### What you are asked to do
Set down the full listing exactly, character for character.

[A run of records]
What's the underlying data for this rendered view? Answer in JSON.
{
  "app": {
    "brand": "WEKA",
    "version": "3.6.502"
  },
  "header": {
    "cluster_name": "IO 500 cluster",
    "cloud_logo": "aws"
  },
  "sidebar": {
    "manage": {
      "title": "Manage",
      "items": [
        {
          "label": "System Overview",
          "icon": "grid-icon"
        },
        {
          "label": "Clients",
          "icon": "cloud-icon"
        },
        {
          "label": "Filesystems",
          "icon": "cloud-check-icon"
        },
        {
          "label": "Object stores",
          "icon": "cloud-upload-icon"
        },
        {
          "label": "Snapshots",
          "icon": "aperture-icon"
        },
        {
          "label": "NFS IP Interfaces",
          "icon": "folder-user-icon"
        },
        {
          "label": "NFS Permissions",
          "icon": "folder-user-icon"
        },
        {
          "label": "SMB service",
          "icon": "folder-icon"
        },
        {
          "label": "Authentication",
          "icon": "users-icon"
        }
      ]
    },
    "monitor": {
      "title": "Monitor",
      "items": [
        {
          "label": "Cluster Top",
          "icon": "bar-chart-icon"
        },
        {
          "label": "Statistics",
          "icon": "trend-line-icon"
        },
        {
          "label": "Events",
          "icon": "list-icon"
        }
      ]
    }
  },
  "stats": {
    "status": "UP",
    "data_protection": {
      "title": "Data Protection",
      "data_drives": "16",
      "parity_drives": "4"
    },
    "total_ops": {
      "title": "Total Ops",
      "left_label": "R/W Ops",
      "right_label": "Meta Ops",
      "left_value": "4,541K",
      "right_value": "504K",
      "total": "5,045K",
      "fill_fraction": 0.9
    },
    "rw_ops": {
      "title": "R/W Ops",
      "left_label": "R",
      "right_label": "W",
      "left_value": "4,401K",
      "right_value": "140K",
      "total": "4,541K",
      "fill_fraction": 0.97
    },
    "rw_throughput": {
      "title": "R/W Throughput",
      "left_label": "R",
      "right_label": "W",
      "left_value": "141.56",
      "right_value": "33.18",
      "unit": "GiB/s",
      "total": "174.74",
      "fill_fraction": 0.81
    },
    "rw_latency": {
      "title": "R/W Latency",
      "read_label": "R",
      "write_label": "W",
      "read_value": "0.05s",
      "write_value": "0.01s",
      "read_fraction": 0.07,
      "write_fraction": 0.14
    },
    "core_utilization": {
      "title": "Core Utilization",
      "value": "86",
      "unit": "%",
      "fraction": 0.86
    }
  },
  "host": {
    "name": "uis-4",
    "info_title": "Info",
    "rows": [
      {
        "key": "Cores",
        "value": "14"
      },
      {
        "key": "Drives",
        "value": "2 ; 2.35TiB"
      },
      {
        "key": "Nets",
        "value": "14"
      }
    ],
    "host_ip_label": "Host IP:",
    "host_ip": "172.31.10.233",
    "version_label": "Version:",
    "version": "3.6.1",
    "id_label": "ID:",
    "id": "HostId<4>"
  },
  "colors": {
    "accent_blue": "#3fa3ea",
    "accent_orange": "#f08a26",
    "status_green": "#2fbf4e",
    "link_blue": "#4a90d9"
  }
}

### Output of the exercise
What's the underlying data for this rendered view? Answer in JSON.
{
  "app": {
    "brand": "WEKA",
    "version": "3.6.502"
  },
  "header": {
    "cluster_name": "IO 500 cluster",
    "cloud_logo": "aws"
  },
  "sidebar": {
    "manage": {
      "title": "Manage",
      "items": [
        {
          "label": "System Overview",
          "icon": "grid-icon"
        },
        {
          "label": "Clients",
          "icon": "cloud-icon"
        },
        {
          "label": "Filesystems",
          "icon": "cloud-check-icon"
        },
        {
          "label": "Object stores",
          "icon": "cloud-upload-icon"
        },
        {
          "label": "Snapshots",
          "icon": "aperture-icon"
        },
        {
          "label": "NFS IP Interfaces",
          "icon": "folder-user-icon"
        },
        {
          "label": "NFS Permissions",
          "icon": "folder-user-icon"
        },
        {
          "label": "SMB service",
          "icon": "folder-icon"
        },
        {
          "label": "Authentication",
          "icon": "users-icon"
        }
      ]
    },
    "monitor": {
      "title": "Monitor",
      "items": [
        {
          "label": "Cluster Top",
          "icon": "bar-chart-icon"
        },
        {
          "label": "Statistics",
          "icon": "trend-line-icon"
        },
        {
          "label": "Events",
          "icon": "list-icon"
        }
      ]
    }
  },
  "stats": {
    "status": "UP",
    "data_protection": {
      "title": "Data Protection",
      "data_drives": "16",
      "parity_drives": "4"
    },
    "total_ops": {
      "title": "Total Ops",
      "left_label": "R/W Ops",
      "right_label": "Meta Ops",
      "left_value": "4,541K",
      "right_value": "504K",
      "total": "5,045K",
      "fill_fraction": 0.9
    },
    "rw_ops": {
      "title": "R/W Ops",
      "left_label": "R",
      "right_label": "W",
      "left_value": "4,401K",
      "right_value": "140K",
      "total": "4,541K",
      "fill_fraction": 0.97
    },
    "rw_throughput": {
      "title": "R/W Throughput",
      "left_label": "R",
      "right_label": "W",
      "left_value": "141.56",
      "right_value": "33.18",
      "unit": "GiB/s",
      "total": "174.74",
      "fill_fraction": 0.81
    },
    "rw_latency": {
      "title": "R/W Latency",
      "read_label": "R",
      "write_label": "W",
      "read_value": "0.05s",
      "write_value": "0.01s",
      "read_fraction": 0.07,
      "write_fraction": 0.14
    },
    "core_utilization": {
      "title": "Core Utilization",
      "value": "86",
      "unit": "%",
      "fraction": 0.86
    }
  },
  "host": {
    "name": "uis-4",
    "info_title": "Info",
    "rows": [
      {
        "key": "Cores",
        "value": "14"
      },
      {
        "key": "Drives",
        "value": "2 ; 2.35TiB"
      },
      {
        "key": "Nets",
        "value": "14"
      }
    ],
    "host_ip_label": "Host IP:",
    "host_ip": "172.31.10.233",
    "version_label": "Version:",
    "version": "3.6.1",
    "id_label": "ID:",
    "id": "HostId<4>"
  },
  "colors": {
    "accent_blue": "#3fa3ea",
    "accent_orange": "#f08a26",
    "status_green": "#2fbf4e",
    "link_blue": "#4a90d9"
  }
}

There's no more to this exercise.